__Information supplied__
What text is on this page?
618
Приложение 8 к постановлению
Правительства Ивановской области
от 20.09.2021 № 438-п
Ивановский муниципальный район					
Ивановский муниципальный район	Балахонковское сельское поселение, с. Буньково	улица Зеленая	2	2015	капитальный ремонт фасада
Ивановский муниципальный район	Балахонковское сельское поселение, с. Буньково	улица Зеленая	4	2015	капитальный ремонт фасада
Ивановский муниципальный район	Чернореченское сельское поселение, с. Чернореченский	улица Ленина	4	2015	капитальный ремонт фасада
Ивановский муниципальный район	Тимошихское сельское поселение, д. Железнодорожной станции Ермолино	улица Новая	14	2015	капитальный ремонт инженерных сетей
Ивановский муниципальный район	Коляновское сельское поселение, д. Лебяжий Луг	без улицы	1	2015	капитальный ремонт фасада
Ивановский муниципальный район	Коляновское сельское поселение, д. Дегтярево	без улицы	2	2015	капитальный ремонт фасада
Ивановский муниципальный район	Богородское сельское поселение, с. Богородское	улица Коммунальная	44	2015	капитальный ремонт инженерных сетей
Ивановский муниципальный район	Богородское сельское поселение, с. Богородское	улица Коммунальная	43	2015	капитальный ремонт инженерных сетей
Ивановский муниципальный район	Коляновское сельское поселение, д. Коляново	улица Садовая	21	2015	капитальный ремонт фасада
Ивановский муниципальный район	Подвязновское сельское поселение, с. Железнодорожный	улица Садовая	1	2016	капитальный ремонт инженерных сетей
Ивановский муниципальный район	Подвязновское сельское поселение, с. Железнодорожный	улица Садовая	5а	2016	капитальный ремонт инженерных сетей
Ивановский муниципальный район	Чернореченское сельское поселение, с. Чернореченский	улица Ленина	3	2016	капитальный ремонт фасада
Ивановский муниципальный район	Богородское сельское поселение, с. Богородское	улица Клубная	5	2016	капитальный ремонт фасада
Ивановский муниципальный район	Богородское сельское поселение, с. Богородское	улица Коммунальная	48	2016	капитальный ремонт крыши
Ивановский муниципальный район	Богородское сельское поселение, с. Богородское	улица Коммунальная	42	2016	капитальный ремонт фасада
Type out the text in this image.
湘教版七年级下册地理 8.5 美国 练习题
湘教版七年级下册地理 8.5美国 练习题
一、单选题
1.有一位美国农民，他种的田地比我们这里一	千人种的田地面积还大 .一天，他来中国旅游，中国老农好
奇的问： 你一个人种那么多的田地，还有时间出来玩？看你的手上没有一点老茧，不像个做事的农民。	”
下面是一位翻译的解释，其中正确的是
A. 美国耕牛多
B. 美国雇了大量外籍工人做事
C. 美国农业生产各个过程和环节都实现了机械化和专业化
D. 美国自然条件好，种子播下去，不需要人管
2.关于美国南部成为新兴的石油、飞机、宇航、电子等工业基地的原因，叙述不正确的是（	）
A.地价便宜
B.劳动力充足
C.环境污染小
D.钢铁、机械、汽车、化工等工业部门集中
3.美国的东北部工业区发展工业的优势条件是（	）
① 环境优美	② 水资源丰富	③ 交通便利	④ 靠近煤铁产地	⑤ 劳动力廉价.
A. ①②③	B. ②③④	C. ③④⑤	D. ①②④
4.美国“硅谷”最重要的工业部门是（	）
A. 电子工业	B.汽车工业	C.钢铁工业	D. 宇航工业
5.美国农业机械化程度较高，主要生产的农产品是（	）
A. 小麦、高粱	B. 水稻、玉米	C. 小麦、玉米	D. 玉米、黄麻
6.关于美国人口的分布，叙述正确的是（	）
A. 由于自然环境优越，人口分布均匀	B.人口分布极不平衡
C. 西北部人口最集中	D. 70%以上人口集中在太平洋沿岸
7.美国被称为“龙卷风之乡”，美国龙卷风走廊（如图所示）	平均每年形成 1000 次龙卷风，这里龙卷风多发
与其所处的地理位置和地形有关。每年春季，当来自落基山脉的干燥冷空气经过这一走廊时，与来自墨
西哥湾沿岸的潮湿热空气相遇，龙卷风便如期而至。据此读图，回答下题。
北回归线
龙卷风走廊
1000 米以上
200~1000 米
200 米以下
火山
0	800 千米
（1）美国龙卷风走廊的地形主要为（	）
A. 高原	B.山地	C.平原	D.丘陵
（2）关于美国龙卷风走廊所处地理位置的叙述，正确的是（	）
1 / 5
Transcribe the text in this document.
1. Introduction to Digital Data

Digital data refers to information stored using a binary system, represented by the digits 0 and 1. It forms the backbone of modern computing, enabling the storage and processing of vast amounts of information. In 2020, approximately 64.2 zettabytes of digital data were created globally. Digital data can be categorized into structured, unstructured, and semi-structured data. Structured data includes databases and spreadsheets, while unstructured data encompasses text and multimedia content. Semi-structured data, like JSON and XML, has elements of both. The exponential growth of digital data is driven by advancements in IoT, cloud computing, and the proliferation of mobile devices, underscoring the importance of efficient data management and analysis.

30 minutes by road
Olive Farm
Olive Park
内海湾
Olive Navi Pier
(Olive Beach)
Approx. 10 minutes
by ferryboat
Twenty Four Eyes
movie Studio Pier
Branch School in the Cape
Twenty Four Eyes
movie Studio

__Work instructions__
Please restate the data word for word, every record included.

__Task answer__
What text is on this page?
618
Приложение 8 к постановлению
Правительства Ивановской области
от 20.09.2021 № 438-п
Ивановский муниципальный район					
Ивановский муниципальный район	Балахонковское сельское поселение, с. Буньково	улица Зеленая	2	2015	капитальный ремонт фасада
Ивановский муниципальный район	Балахонковское сельское поселение, с. Буньково	улица Зеленая	4	2015	капитальный ремонт фасада
Ивановский муниципальный район	Чернореченское сельское поселение, с. Чернореченский	улица Ленина	4	2015	капитальный ремонт фасада
Ивановский муниципальный район	Тимошихское сельское поселение, д. Железнодорожной станции Ермолино	улица Новая	14	2015	капитальный ремонт инженерных сетей
Ивановский муниципальный район	Коляновское сельское поселение, д. Лебяжий Луг	без улицы	1	2015	капитальный ремонт фасада
Ивановский муниципальный район	Коляновское сельское поселение, д. Дегтярево	без улицы	2	2015	капитальный ремонт фасада
Ивановский муниципальный район	Богородское сельское поселение, с. Богородское	улица Коммунальная	44	2015	капитальный ремонт инженерных сетей
Ивановский муниципальный район	Богородское сельское поселение, с. Богородское	улица Коммунальная	43	2015	капитальный ремонт инженерных сетей
Ивановский муниципальный район	Коляновское сельское поселение, д. Коляново	улица Садовая	21	2015	капитальный ремонт фасада
Ивановский муниципальный район	Подвязновское сельское поселение, с. Железнодорожный	улица Садовая	1	2016	капитальный ремонт инженерных сетей
Ивановский муниципальный район	Подвязновское сельское поселение, с. Железнодорожный	улица Садовая	5а	2016	капитальный ремонт инженерных сетей
Ивановский муниципальный район	Чернореченское сельское поселение, с. Чернореченский	улица Ленина	3	2016	капитальный ремонт фасада
Ивановский муниципальный район	Богородское сельское поселение, с. Богородское	улица Клубная	5	2016	капитальный ремонт фасада
Ивановский муниципальный район	Богородское сельское поселение, с. Богородское	улица Коммунальная	48	2016	капитальный ремонт крыши
Ивановский муниципальный район	Богородское сельское поселение, с. Богородское	улица Коммунальная	42	2016	капитальный ремонт фасада
Type out the text in this image.
湘教版七年级下册地理 8.5 美国 练习题
湘教版七年级下册地理 8.5美国 练习题
一、单选题
1.有一位美国农民，他种的田地比我们这里一	千人种的田地面积还大 .一天，他来中国旅游，中国老农好
奇的问： 你一个人种那么多的田地，还有时间出来玩？看你的手上没有一点老茧，不像个做事的农民。	”
下面是一位翻译的解释，其中正确的是
A. 美国耕牛多
B. 美国雇了大量外籍工人做事
C. 美国农业生产各个过程和环节都实现了机械化和专业化
D. 美国自然条件好，种子播下去，不需要人管
2.关于美国南部成为新兴的石油、飞机、宇航、电子等工业基地的原因，叙述不正确的是（	）
A.地价便宜
B.劳动力充足
C.环境污染小
D.钢铁、机械、汽车、化工等工业部门集中
3.美国的东北部工业区发展工业的优势条件是（	）
① 环境优美	② 水资源丰富	③ 交通便利	④ 靠近煤铁产地	⑤ 劳动力廉价.
A. ①②③	B. ②③④	C. ③④⑤	D. ①②④
4.美国“硅谷”最重要的工业部门是（	）
A. 电子工业	B.汽车工业	C.钢铁工业	D. 宇航工业
5.美国农业机械化程度较高，主要生产的农产品是（	）
A. 小麦、高粱	B. 水稻、玉米	C. 小麦、玉米	D. 玉米、黄麻
6.关于美国人口的分布，叙述正确的是（	）
A. 由于自然环境优越，人口分布均匀	B.人口分布极不平衡
C. 西北部人口最集中	D. 70%以上人口集中在太平洋沿岸
7.美国被称为“龙卷风之乡”，美国龙卷风走廊（如图所示）	平均每年形成 1000 次龙卷风，这里龙卷风多发
与其所处的地理位置和地形有关。每年春季，当来自落基山脉的干燥冷空气经过这一走廊时，与来自墨
西哥湾沿岸的潮湿热空气相遇，龙卷风便如期而至。据此读图，回答下题。
北回归线
龙卷风走廊
1000 米以上
200~1000 米
200 米以下
火山
0	800 千米
（1）美国龙卷风走廊的地形主要为（	）
A. 高原	B.山地	C.平原	D.丘陵
（2）关于美国龙卷风走廊所处地理位置的叙述，正确的是（	）
1 / 5
Transcribe the text in this document.
1. Introduction to Digital Data

Digital data refers to information stored using a binary system, represented by the digits 0 and 1. It forms the backbone of modern computing, enabling the storage and processing of vast amounts of information. In 2020, approximately 64.2 zettabytes of digital data were created globally. Digital data can be categorized into structured, unstructured, and semi-structured data. Structured data includes databases and spreadsheets, while unstructured data encompasses text and multimedia content. Semi-structured data, like JSON and XML, has elements of both. The exponential growth of digital data is driven by advancements in IoT, cloud computing, and the proliferation of mobile devices, underscoring the importance of efficient data management and analysis.

30 minutes by road
Olive Farm
Olive Park
内海湾
Olive Navi Pier
(Olive Beach)
Approx. 10 minutes
by ferryboat
Twenty Four Eyes
movie Studio Pier
Branch School in the Cape
Twenty Four Eyes
movie Studio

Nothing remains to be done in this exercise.